## Your instructions
Please output every line of the material as it stands, without the pictures.

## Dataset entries
%%
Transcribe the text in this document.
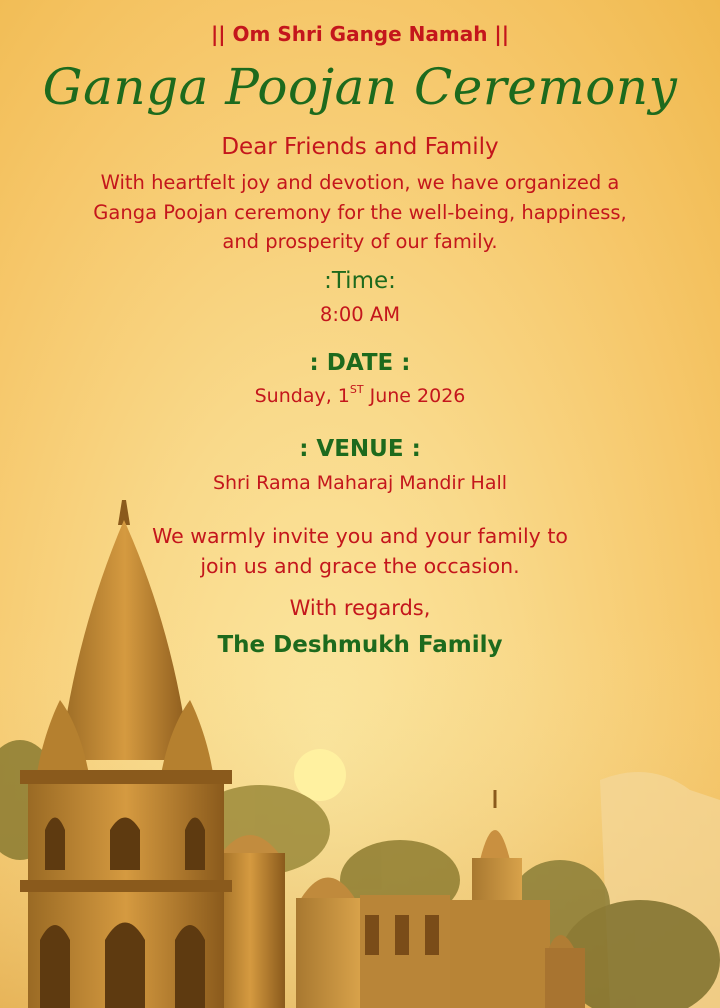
|| Om Shri Gange Namah ||
Ganga Poojan Ceremony
Dear Friends and Family
With heartfelt joy and devotion, we have organized a
Ganga Poojan ceremony for the well-being, happiness,
and prosperity of our family.
:Time:
8:00 AM
: DATE :
Sunday, 1ST June 2026
: VENUE :
Shri Rama Maharaj Mandir Hall
We warmly invite you and your family to
join us and grace the occasion.
With regards,
The Deshmukh Family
%%
## Written solution
Transcribe the text in this document.
|| Om Shri Gange Namah ||
Ganga Poojan Ceremony
Dear Friends and Family
With heartfelt joy and devotion, we have organized a
Ganga Poojan ceremony for the well-being, happiness,
and prosperity of our family.
:Time:
8:00 AM
: DATE :
Sunday, 1ST June 2026
: VENUE :
Shri Rama Maharaj Mandir Hall
We warmly invite you and your family to
join us and grace the occasion.
With regards,
The Deshmukh Family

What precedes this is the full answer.